_Exercise requirements_
Identify every line in the records below that contains the word "content", and copy each of those lines.

[Saved entries]
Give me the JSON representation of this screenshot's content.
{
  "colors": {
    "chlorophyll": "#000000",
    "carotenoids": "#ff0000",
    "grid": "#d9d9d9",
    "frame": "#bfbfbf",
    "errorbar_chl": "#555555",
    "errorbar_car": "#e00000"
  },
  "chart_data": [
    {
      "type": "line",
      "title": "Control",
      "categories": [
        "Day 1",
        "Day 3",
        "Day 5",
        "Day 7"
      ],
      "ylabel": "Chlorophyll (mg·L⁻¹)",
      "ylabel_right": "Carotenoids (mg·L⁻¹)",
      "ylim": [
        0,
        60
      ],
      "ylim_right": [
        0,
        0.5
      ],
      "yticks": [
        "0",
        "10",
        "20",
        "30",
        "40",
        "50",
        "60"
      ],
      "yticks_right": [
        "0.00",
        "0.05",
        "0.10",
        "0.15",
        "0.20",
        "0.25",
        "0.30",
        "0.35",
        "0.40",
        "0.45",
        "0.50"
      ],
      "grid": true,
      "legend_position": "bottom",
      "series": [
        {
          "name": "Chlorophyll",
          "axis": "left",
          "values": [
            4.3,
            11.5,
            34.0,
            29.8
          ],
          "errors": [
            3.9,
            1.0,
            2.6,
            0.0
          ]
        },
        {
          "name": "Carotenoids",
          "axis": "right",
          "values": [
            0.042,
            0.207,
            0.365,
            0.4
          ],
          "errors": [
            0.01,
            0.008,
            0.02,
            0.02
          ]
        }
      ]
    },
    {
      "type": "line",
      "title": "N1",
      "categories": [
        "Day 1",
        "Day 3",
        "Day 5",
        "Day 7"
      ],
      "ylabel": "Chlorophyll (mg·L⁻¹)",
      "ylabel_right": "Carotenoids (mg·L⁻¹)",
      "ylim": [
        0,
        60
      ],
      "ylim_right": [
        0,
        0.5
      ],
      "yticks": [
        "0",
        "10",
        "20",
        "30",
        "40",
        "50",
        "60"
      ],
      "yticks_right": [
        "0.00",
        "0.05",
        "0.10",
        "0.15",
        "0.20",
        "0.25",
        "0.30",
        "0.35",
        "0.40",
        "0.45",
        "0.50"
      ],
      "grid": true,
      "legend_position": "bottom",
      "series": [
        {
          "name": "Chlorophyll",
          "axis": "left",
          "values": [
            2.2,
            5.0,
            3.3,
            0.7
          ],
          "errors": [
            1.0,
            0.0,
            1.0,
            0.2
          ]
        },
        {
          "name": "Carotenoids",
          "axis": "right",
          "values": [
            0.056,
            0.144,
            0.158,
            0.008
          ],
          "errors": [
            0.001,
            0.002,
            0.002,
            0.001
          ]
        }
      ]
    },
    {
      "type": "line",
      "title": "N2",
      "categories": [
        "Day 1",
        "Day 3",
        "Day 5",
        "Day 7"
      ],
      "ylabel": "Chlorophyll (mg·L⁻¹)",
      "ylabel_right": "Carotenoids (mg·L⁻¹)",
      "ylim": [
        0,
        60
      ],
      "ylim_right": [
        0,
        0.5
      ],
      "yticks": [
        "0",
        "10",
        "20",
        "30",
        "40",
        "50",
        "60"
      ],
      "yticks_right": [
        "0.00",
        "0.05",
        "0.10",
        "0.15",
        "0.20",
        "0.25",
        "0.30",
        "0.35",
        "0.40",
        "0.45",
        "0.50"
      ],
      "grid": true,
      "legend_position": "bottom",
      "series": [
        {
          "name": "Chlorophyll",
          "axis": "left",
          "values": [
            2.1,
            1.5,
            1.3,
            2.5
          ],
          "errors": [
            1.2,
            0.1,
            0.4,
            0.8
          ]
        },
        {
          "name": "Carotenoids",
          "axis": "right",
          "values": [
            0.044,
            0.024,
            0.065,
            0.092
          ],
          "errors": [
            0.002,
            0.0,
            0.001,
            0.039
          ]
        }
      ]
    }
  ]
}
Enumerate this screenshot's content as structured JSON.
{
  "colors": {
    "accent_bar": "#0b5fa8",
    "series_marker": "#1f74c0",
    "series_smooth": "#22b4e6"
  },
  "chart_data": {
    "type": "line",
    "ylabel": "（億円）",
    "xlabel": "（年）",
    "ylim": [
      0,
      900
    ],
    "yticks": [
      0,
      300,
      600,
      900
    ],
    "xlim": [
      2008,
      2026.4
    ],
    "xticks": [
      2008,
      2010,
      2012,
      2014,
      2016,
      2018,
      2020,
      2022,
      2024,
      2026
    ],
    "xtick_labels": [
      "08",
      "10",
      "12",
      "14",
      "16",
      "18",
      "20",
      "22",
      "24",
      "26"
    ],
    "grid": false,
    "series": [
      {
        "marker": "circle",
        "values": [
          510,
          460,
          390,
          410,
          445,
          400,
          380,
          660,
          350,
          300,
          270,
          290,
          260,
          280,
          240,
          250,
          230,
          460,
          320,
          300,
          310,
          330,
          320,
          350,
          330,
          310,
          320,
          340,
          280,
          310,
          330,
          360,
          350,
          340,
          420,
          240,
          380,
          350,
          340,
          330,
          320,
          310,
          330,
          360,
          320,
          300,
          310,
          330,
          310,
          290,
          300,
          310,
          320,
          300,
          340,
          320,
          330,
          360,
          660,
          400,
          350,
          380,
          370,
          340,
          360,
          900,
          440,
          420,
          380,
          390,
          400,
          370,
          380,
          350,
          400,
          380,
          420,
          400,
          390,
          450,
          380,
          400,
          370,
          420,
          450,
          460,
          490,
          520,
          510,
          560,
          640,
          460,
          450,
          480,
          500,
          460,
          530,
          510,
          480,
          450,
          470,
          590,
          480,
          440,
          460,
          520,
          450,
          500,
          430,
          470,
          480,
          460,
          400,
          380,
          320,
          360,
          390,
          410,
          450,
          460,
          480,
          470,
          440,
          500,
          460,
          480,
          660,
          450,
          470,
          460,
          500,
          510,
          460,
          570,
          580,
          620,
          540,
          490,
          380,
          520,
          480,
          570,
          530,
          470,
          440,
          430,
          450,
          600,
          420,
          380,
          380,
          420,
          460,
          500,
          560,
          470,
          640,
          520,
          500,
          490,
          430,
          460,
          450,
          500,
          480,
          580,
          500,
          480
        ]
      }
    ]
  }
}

_The answer_
Give me the JSON representation of this screenshot's content.
Enumerate this screenshot's content as structured JSON.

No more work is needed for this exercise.